Goal of the exercise:
Pictures aside, quote the whole listing exactly.

++++++++++++++++++++

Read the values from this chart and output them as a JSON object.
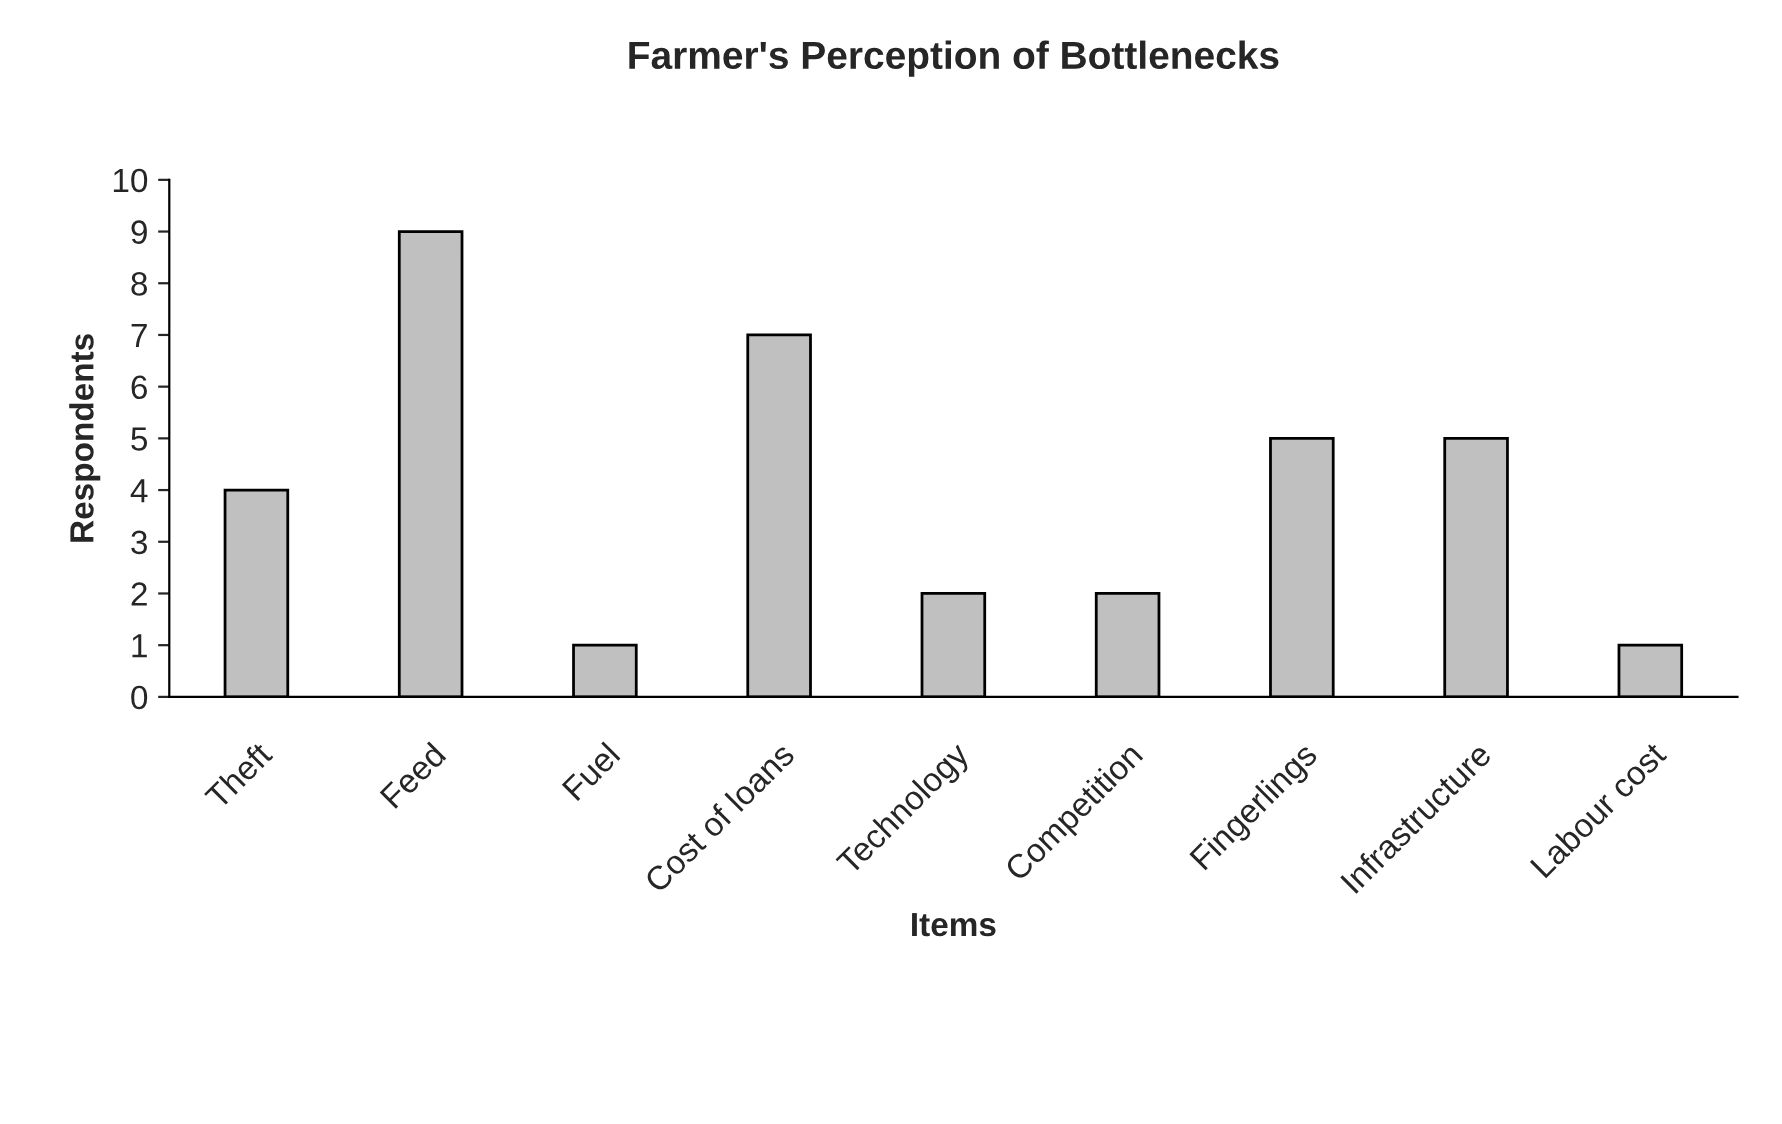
{
  "chart_data": {
    "type": "bar",
    "title": "Farmer's Perception of Bottlenecks",
    "xlabel": "Items",
    "ylabel": "Respondents",
    "categories": [
      "Theft",
      "Feed",
      "Fuel",
      "Cost of loans",
      "Technology",
      "Competition",
      "Fingerlings",
      "Infrastructure",
      "Labour cost"
    ],
    "values": [
      4,
      9,
      1,
      7,
      2,
      2,
      5,
      5,
      1
    ],
    "color": "#c0c0c0",
    "ylim": [
      0,
      10
    ],
    "yticks": [
      0,
      1,
      2,
      3,
      4,
      5,
      6,
      7,
      8,
      9,
      10
    ],
    "grid": false
  }
}
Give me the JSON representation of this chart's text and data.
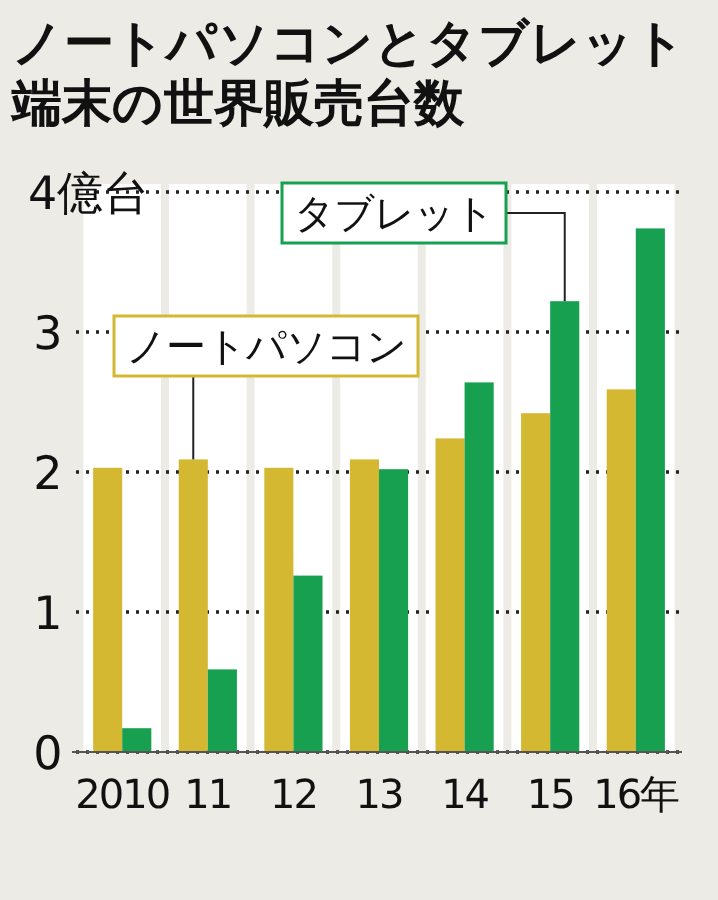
{
  "chart_data": {
    "type": "bar",
    "title": "ノートパソコンとタブレット端末の世界販売台数",
    "categories": [
      "2010",
      "11",
      "12",
      "13",
      "14",
      "15",
      "16年"
    ],
    "series": [
      {
        "name": "ノートパソコン",
        "color": "#d4b832",
        "values": [
          2.03,
          2.09,
          2.03,
          2.09,
          2.24,
          2.42,
          2.59
        ]
      },
      {
        "name": "タブレット",
        "color": "#16a050",
        "values": [
          0.17,
          0.59,
          1.26,
          2.02,
          2.64,
          3.22,
          3.74
        ]
      }
    ],
    "ylim": [
      0,
      4
    ],
    "yticks": [
      0,
      1,
      2,
      3,
      {
        "value": 4,
        "label": "4億台"
      }
    ],
    "grid": "y"
  }
}
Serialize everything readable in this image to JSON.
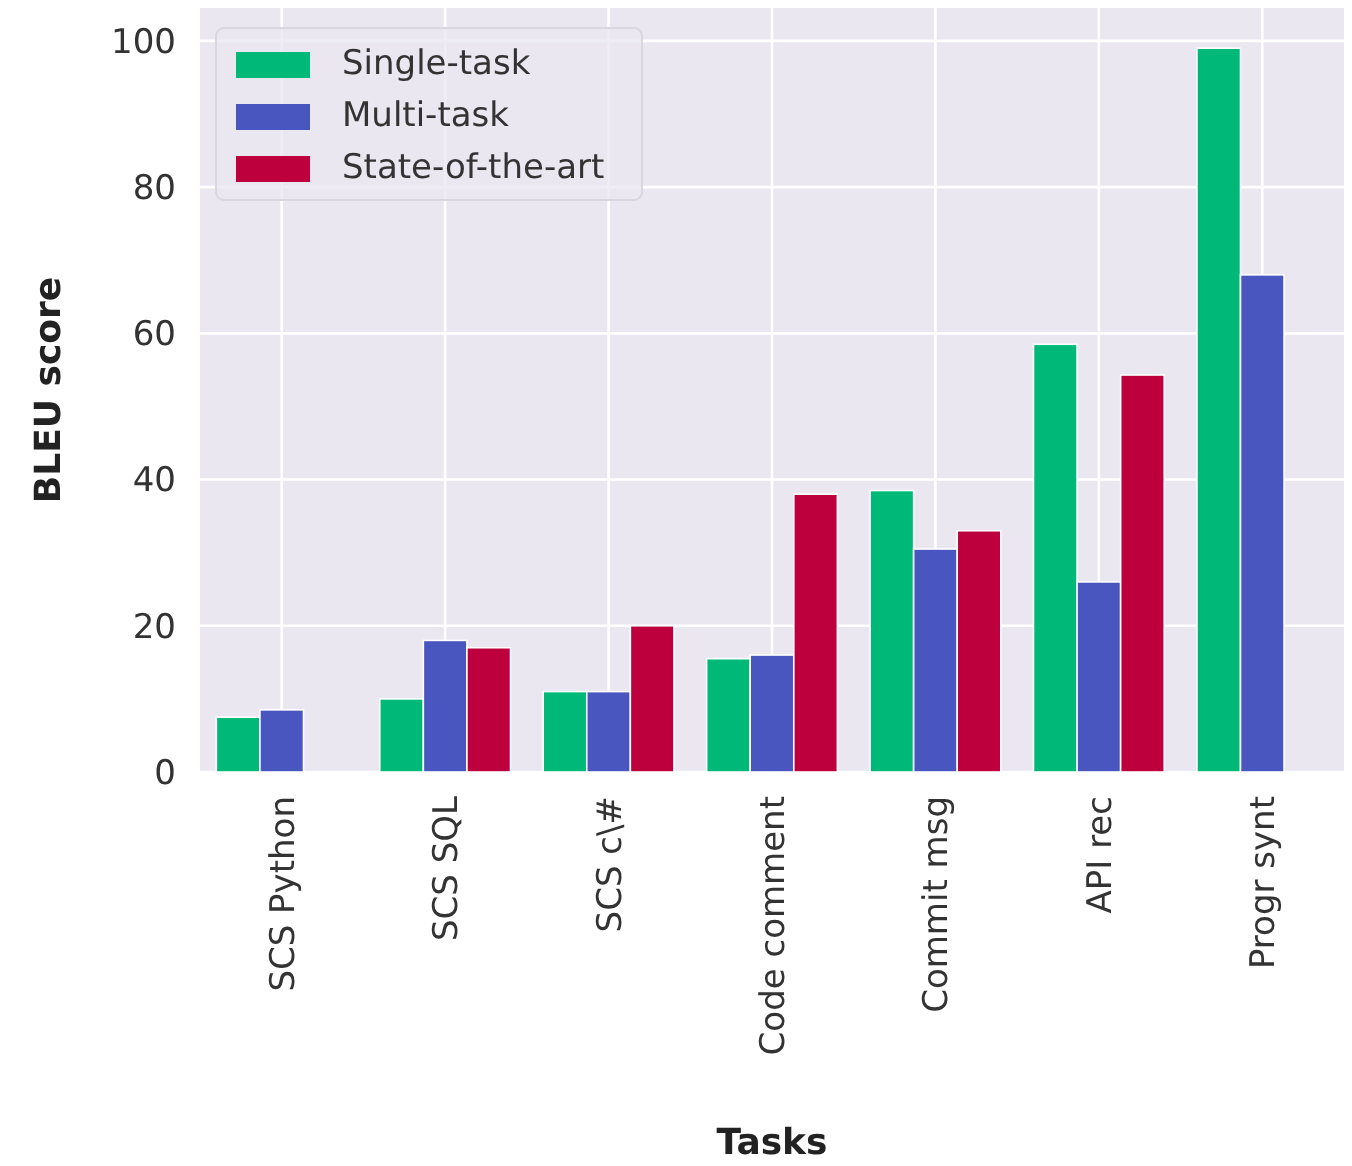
{
  "chart_data": {
    "type": "bar",
    "xlabel": "Tasks",
    "ylabel": "BLEU score",
    "categories": [
      "SCS Python",
      "SCS SQL",
      "SCS c\\#",
      "Code comment",
      "Commit msg",
      "API rec",
      "Progr synt"
    ],
    "series": [
      {
        "name": "Single-task",
        "color": "#00b877",
        "values": [
          7.5,
          10,
          11,
          15.5,
          38.5,
          58.5,
          99
        ]
      },
      {
        "name": "Multi-task",
        "color": "#4a56c0",
        "values": [
          8.5,
          18,
          11,
          16,
          30.5,
          26,
          68
        ]
      },
      {
        "name": "State-of-the-art",
        "color": "#bd003d",
        "values": [
          null,
          17,
          20,
          38,
          33,
          54.3,
          null
        ]
      }
    ],
    "ylim": [
      0,
      104.5
    ],
    "yticks": [
      0,
      20,
      40,
      60,
      80,
      100
    ],
    "grid": true,
    "legend": "top left"
  }
}
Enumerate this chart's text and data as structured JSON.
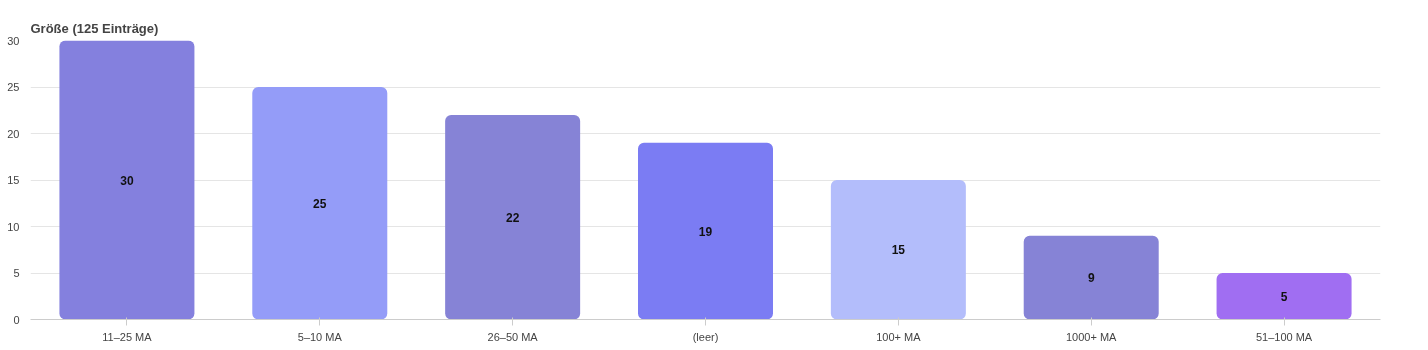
{
  "chart_data": {
    "type": "bar",
    "title": "Größe (125 Einträge)",
    "categories": [
      "11–25 MA",
      "5–10 MA",
      "26–50 MA",
      "(leer)",
      "100+ MA",
      "1000+ MA",
      "51–100 MA"
    ],
    "values": [
      30,
      25,
      22,
      19,
      15,
      9,
      5
    ],
    "colors": [
      "#8480de",
      "#949cf8",
      "#8683d6",
      "#7b7cf3",
      "#b3bdfb",
      "#8683d6",
      "#a06ef2"
    ],
    "ylim": [
      0,
      30
    ],
    "yticks": [
      0,
      5,
      10,
      15,
      20,
      25,
      30
    ],
    "grid": "y",
    "data_labels": true
  }
}
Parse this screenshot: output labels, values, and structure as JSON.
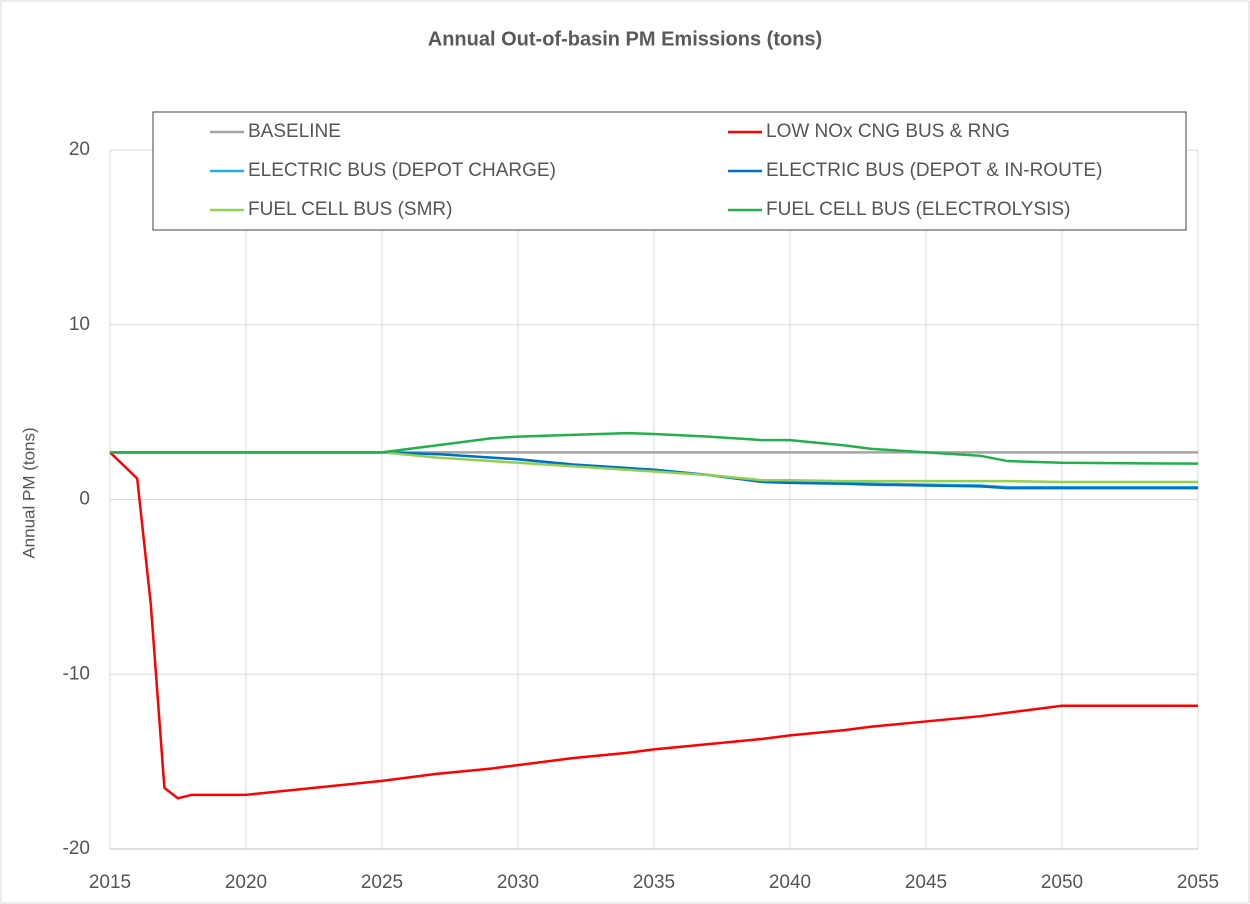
{
  "chart_data": {
    "type": "line",
    "title": "Annual Out-of-basin PM Emissions (tons)",
    "y_label": "Annual PM (tons)",
    "x": [
      2015,
      2016,
      2016.5,
      2017,
      2017.5,
      2018,
      2020,
      2025,
      2027,
      2029,
      2030,
      2032,
      2034,
      2035,
      2037,
      2039,
      2040,
      2042,
      2043,
      2045,
      2047,
      2048,
      2050,
      2055
    ],
    "series": [
      {
        "name": "BASELINE",
        "color": "#a5a5a5",
        "values": [
          2.7,
          2.7,
          2.7,
          2.7,
          2.7,
          2.7,
          2.7,
          2.7,
          2.7,
          2.7,
          2.7,
          2.7,
          2.7,
          2.7,
          2.7,
          2.7,
          2.7,
          2.7,
          2.7,
          2.7,
          2.7,
          2.7,
          2.7,
          2.7
        ]
      },
      {
        "name": "LOW NOx CNG BUS & RNG",
        "color": "#ff0000",
        "values": [
          2.7,
          1.2,
          -6,
          -16.5,
          -17.1,
          -16.9,
          -16.9,
          -16.1,
          -15.7,
          -15.4,
          -15.2,
          -14.8,
          -14.5,
          -14.3,
          -14.0,
          -13.7,
          -13.5,
          -13.2,
          -13.0,
          -12.7,
          -12.4,
          -12.2,
          -11.8,
          -11.8
        ]
      },
      {
        "name": "ELECTRIC BUS (DEPOT CHARGE)",
        "color": "#1fb0e8",
        "values": [
          2.7,
          2.7,
          2.7,
          2.7,
          2.7,
          2.7,
          2.7,
          2.7,
          2.6,
          2.4,
          2.3,
          2.0,
          1.8,
          1.7,
          1.4,
          1.05,
          1.0,
          0.95,
          0.9,
          0.85,
          0.8,
          0.7,
          0.7,
          0.7
        ]
      },
      {
        "name": "ELECTRIC BUS (DEPOT & IN-ROUTE)",
        "color": "#0070c0",
        "values": [
          2.7,
          2.7,
          2.7,
          2.7,
          2.7,
          2.7,
          2.7,
          2.7,
          2.6,
          2.4,
          2.3,
          2.0,
          1.8,
          1.7,
          1.4,
          1.0,
          0.95,
          0.9,
          0.85,
          0.8,
          0.75,
          0.65,
          0.65,
          0.65
        ]
      },
      {
        "name": "FUEL CELL BUS (SMR)",
        "color": "#92d050",
        "values": [
          2.7,
          2.7,
          2.7,
          2.7,
          2.7,
          2.7,
          2.7,
          2.7,
          2.4,
          2.2,
          2.1,
          1.9,
          1.7,
          1.6,
          1.4,
          1.1,
          1.1,
          1.05,
          1.05,
          1.05,
          1.05,
          1.05,
          1.0,
          1.0
        ]
      },
      {
        "name": "FUEL CELL BUS (ELECTROLYSIS)",
        "color": "#23b04b",
        "values": [
          2.7,
          2.7,
          2.7,
          2.7,
          2.7,
          2.7,
          2.7,
          2.7,
          3.1,
          3.5,
          3.6,
          3.7,
          3.8,
          3.75,
          3.6,
          3.4,
          3.4,
          3.1,
          2.9,
          2.7,
          2.5,
          2.2,
          2.1,
          2.05
        ]
      }
    ],
    "xlim": [
      2015,
      2055
    ],
    "xticks": [
      2015,
      2020,
      2025,
      2030,
      2035,
      2040,
      2045,
      2050,
      2055
    ],
    "ylim": [
      -20,
      20
    ],
    "yticks": [
      -20,
      -10,
      0,
      10,
      20
    ],
    "grid": true,
    "legend": "top"
  }
}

++++++++++++++++++++

Answer to this problem:
Read the values from this chart and output them as a JSON object.
{
  "chart_data": {
    "type": "bar",
    "title": "Farmer's Perception of Bottlenecks",
    "xlabel": "Items",
    "ylabel": "Respondents",
    "categories": [
      "Theft",
      "Feed",
      "Fuel",
      "Cost of loans",
      "Technology",
      "Competition",
      "Fingerlings",
      "Infrastructure",
      "Labour cost"
    ],
    "values": [
      4,
      9,
      1,
      7,
      2,
      2,
      5,
      5,
      1
    ],
    "color": "#c0c0c0",
    "ylim": [
      0,
      10
    ],
    "yticks": [
      0,
      1,
      2,
      3,
      4,
      5,
      6,
      7,
      8,
      9,
      10
    ],
    "grid": false
  }
}
Give me the JSON representation of this chart's text and data.
{
  "chart_data": {
    "type": "bar",
    "title": "ノートパソコンとタブレット端末の世界販売台数",
    "categories": [
      "2010",
      "11",
      "12",
      "13",
      "14",
      "15",
      "16年"
    ],
    "series": [
      {
        "name": "ノートパソコン",
        "color": "#d4b832",
        "values": [
          2.03,
          2.09,
          2.03,
          2.09,
          2.24,
          2.42,
          2.59
        ]
      },
      {
        "name": "タブレット",
        "color": "#16a050",
        "values": [
          0.17,
          0.59,
          1.26,
          2.02,
          2.64,
          3.22,
          3.74
        ]
      }
    ],
    "ylim": [
      0,
      4
    ],
    "yticks": [
      0,
      1,
      2,
      3,
      {
        "value": 4,
        "label": "4億台"
      }
    ],
    "grid": "y"
  }
}
Serialize everything readable in this image to JSON.
{
  "chart_data": {
    "type": "bar",
    "xlabel": "Tasks",
    "ylabel": "BLEU score",
    "categories": [
      "SCS Python",
      "SCS SQL",
      "SCS c\\#",
      "Code comment",
      "Commit msg",
      "API rec",
      "Progr synt"
    ],
    "series": [
      {
        "name": "Single-task",
        "color": "#00b877",
        "values": [
          7.5,
          10,
          11,
          15.5,
          38.5,
          58.5,
          99
        ]
      },
      {
        "name": "Multi-task",
        "color": "#4a56c0",
        "values": [
          8.5,
          18,
          11,
          16,
          30.5,
          26,
          68
        ]
      },
      {
        "name": "State-of-the-art",
        "color": "#bd003d",
        "values": [
          null,
          17,
          20,
          38,
          33,
          54.3,
          null
        ]
      }
    ],
    "ylim": [
      0,
      104.5
    ],
    "yticks": [
      0,
      20,
      40,
      60,
      80,
      100
    ],
    "grid": true,
    "legend": "top left"
  }
}
Enumerate this chart's text and data as structured JSON.
{
  "chart_data": {
    "type": "bar",
    "title": "Größe (125 Einträge)",
    "categories": [
      "11–25 MA",
      "5–10 MA",
      "26–50 MA",
      "(leer)",
      "100+ MA",
      "1000+ MA",
      "51–100 MA"
    ],
    "values": [
      30,
      25,
      22,
      19,
      15,
      9,
      5
    ],
    "colors": [
      "#8480de",
      "#949cf8",
      "#8683d6",
      "#7b7cf3",
      "#b3bdfb",
      "#8683d6",
      "#a06ef2"
    ],
    "ylim": [
      0,
      30
    ],
    "yticks": [
      0,
      5,
      10,
      15,
      20,
      25,
      30
    ],
    "grid": "y",
    "data_labels": true
  }
}
Parse this screenshot: output labels, values, and structure as JSON.
{
  "chart_data": {
    "type": "line",
    "title": "Annual Out-of-basin PM Emissions (tons)",
    "y_label": "Annual PM (tons)",
    "x": [
      2015,
      2016,
      2016.5,
      2017,
      2017.5,
      2018,
      2020,
      2025,
      2027,
      2029,
      2030,
      2032,
      2034,
      2035,
      2037,
      2039,
      2040,
      2042,
      2043,
      2045,
      2047,
      2048,
      2050,
      2055
    ],
    "series": [
      {
        "name": "BASELINE",
        "color": "#a5a5a5",
        "values": [
          2.7,
          2.7,
          2.7,
          2.7,
          2.7,
          2.7,
          2.7,
          2.7,
          2.7,
          2.7,
          2.7,
          2.7,
          2.7,
          2.7,
          2.7,
          2.7,
          2.7,
          2.7,
          2.7,
          2.7,
          2.7,
          2.7,
          2.7,
          2.7
        ]
      },
      {
        "name": "LOW NOx CNG BUS & RNG",
        "color": "#ff0000",
        "values": [
          2.7,
          1.2,
          -6,
          -16.5,
          -17.1,
          -16.9,
          -16.9,
          -16.1,
          -15.7,
          -15.4,
          -15.2,
          -14.8,
          -14.5,
          -14.3,
          -14.0,
          -13.7,
          -13.5,
          -13.2,
          -13.0,
          -12.7,
          -12.4,
          -12.2,
          -11.8,
          -11.8
        ]
      },
      {
        "name": "ELECTRIC BUS (DEPOT CHARGE)",
        "color": "#1fb0e8",
        "values": [
          2.7,
          2.7,
          2.7,
          2.7,
          2.7,
          2.7,
          2.7,
          2.7,
          2.6,
          2.4,
          2.3,
          2.0,
          1.8,
          1.7,
          1.4,
          1.05,
          1.0,
          0.95,
          0.9,
          0.85,
          0.8,
          0.7,
          0.7,
          0.7
        ]
      },
      {
        "name": "ELECTRIC BUS (DEPOT & IN-ROUTE)",
        "color": "#0070c0",
        "values": [
          2.7,
          2.7,
          2.7,
          2.7,
          2.7,
          2.7,
          2.7,
          2.7,
          2.6,
          2.4,
          2.3,
          2.0,
          1.8,
          1.7,
          1.4,
          1.0,
          0.95,
          0.9,
          0.85,
          0.8,
          0.75,
          0.65,
          0.65,
          0.65
        ]
      },
      {
        "name": "FUEL CELL BUS (SMR)",
        "color": "#92d050",
        "values": [
          2.7,
          2.7,
          2.7,
          2.7,
          2.7,
          2.7,
          2.7,
          2.7,
          2.4,
          2.2,
          2.1,
          1.9,
          1.7,
          1.6,
          1.4,
          1.1,
          1.1,
          1.05,
          1.05,
          1.05,
          1.05,
          1.05,
          1.0,
          1.0
        ]
      },
      {
        "name": "FUEL CELL BUS (ELECTROLYSIS)",
        "color": "#23b04b",
        "values": [
          2.7,
          2.7,
          2.7,
          2.7,
          2.7,
          2.7,
          2.7,
          2.7,
          3.1,
          3.5,
          3.6,
          3.7,
          3.8,
          3.75,
          3.6,
          3.4,
          3.4,
          3.1,
          2.9,
          2.7,
          2.5,
          2.2,
          2.1,
          2.05
        ]
      }
    ],
    "xlim": [
      2015,
      2055
    ],
    "xticks": [
      2015,
      2020,
      2025,
      2030,
      2035,
      2040,
      2045,
      2050,
      2055
    ],
    "ylim": [
      -20,
      20
    ],
    "yticks": [
      -20,
      -10,
      0,
      10,
      20
    ],
    "grid": true,
    "legend": "top"
  }
}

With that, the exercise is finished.